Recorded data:
++++

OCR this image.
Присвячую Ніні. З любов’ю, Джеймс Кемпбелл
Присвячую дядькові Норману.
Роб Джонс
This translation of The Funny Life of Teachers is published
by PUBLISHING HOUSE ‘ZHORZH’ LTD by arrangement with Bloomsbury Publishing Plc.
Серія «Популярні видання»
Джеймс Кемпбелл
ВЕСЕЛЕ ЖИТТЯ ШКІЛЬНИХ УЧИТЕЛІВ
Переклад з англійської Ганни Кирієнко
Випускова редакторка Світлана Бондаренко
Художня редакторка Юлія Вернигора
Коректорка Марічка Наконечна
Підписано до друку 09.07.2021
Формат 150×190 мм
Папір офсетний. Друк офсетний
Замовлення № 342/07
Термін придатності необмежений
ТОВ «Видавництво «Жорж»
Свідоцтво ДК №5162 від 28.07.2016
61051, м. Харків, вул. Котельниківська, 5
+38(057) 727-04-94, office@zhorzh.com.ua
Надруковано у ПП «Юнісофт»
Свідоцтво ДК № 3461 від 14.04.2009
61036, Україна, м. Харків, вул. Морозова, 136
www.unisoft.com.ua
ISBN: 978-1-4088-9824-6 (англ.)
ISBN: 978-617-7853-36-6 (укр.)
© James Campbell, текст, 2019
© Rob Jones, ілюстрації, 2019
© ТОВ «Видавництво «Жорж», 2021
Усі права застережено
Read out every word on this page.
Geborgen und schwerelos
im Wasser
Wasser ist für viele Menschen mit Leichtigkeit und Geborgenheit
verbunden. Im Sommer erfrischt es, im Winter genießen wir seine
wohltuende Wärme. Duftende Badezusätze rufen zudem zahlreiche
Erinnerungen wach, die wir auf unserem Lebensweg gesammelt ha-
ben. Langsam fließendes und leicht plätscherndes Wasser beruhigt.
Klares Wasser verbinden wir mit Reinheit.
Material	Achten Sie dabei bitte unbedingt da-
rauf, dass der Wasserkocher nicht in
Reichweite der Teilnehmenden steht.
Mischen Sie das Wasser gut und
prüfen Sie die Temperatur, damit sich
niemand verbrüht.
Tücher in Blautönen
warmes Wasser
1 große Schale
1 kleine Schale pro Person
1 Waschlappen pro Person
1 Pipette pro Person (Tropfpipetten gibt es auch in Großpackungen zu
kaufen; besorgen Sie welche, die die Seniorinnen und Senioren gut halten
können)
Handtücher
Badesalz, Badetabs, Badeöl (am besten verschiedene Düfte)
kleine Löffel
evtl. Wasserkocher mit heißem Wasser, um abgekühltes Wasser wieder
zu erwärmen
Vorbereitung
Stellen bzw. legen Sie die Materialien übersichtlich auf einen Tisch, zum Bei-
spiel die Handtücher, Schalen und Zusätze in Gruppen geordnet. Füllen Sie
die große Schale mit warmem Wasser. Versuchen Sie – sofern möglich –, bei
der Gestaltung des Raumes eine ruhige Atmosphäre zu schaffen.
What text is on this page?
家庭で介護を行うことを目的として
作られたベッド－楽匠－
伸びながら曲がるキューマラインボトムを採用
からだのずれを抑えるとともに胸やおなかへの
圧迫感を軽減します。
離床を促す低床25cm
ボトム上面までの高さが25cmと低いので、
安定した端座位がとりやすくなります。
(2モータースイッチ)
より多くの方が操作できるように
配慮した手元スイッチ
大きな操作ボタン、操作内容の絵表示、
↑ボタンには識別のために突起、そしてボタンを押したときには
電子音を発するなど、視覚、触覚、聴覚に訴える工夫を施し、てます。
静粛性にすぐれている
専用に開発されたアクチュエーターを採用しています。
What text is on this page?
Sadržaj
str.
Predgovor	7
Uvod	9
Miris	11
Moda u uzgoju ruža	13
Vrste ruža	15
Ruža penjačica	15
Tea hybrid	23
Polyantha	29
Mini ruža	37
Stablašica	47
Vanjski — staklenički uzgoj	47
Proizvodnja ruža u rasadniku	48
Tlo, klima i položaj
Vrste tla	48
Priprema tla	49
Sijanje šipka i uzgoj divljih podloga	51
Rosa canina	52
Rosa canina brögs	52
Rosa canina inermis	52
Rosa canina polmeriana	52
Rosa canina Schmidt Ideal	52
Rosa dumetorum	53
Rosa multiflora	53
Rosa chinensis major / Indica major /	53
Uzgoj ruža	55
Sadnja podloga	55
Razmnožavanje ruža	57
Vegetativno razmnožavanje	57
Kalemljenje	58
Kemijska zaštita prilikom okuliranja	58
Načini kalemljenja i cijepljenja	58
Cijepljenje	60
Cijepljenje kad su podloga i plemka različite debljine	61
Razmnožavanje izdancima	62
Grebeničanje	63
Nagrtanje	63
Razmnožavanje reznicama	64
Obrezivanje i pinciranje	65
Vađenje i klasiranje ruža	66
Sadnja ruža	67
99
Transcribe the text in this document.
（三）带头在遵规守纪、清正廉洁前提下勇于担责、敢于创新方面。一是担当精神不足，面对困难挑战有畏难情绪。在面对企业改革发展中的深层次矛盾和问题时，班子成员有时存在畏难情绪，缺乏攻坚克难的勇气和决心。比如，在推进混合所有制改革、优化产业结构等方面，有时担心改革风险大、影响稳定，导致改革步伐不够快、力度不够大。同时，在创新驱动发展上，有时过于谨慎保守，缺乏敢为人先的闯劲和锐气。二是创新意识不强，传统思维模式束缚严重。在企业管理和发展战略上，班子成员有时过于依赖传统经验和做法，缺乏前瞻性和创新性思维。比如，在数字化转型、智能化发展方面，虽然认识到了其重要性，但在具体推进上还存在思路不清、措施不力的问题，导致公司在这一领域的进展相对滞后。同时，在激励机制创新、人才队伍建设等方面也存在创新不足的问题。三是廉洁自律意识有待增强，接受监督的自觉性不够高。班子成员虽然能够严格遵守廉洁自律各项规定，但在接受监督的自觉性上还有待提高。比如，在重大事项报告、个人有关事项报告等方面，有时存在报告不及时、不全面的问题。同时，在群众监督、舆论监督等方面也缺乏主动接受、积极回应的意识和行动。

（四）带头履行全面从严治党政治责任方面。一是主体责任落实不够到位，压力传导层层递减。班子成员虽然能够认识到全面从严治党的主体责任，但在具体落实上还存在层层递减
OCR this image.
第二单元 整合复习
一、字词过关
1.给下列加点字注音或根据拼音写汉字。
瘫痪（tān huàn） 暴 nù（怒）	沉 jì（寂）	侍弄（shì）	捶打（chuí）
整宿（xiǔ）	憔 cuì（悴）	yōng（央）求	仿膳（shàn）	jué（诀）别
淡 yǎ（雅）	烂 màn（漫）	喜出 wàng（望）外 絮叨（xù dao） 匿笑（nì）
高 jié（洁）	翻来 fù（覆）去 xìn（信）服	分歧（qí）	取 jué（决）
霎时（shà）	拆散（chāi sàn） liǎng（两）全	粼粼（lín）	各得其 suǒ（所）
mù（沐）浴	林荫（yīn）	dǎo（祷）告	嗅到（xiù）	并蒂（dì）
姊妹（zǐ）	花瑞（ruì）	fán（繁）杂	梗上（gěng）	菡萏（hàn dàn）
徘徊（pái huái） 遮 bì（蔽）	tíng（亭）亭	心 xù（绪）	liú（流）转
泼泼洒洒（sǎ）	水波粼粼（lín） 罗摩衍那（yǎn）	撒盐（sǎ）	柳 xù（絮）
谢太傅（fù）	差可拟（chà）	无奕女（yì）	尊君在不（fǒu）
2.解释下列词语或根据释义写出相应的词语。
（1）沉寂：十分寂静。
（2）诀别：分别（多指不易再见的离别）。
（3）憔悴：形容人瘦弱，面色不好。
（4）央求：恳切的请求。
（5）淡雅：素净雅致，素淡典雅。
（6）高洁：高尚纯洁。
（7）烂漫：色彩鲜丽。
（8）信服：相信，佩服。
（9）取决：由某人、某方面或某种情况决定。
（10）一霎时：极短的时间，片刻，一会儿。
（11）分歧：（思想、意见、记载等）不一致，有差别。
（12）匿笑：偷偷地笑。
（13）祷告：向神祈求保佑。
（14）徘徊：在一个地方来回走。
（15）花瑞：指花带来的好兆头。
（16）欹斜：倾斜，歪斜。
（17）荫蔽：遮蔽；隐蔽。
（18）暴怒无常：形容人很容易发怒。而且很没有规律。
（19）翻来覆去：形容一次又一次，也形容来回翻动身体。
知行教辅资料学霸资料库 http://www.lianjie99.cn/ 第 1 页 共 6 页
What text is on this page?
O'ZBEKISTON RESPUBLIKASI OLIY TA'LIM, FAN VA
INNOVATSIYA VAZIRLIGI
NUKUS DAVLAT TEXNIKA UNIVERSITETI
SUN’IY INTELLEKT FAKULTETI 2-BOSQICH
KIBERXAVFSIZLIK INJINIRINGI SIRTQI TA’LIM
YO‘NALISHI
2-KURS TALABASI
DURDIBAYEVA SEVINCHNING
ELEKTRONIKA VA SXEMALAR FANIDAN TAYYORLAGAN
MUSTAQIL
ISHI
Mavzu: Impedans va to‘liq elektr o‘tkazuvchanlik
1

++++

Instructions for the task> Scan the data for the word "Джеймс" and copy every line where it shows up.

Solution to this problem>
Присвячую Ніні. З любов’ю, Джеймс Кемпбелл
Джеймс Кемпбелл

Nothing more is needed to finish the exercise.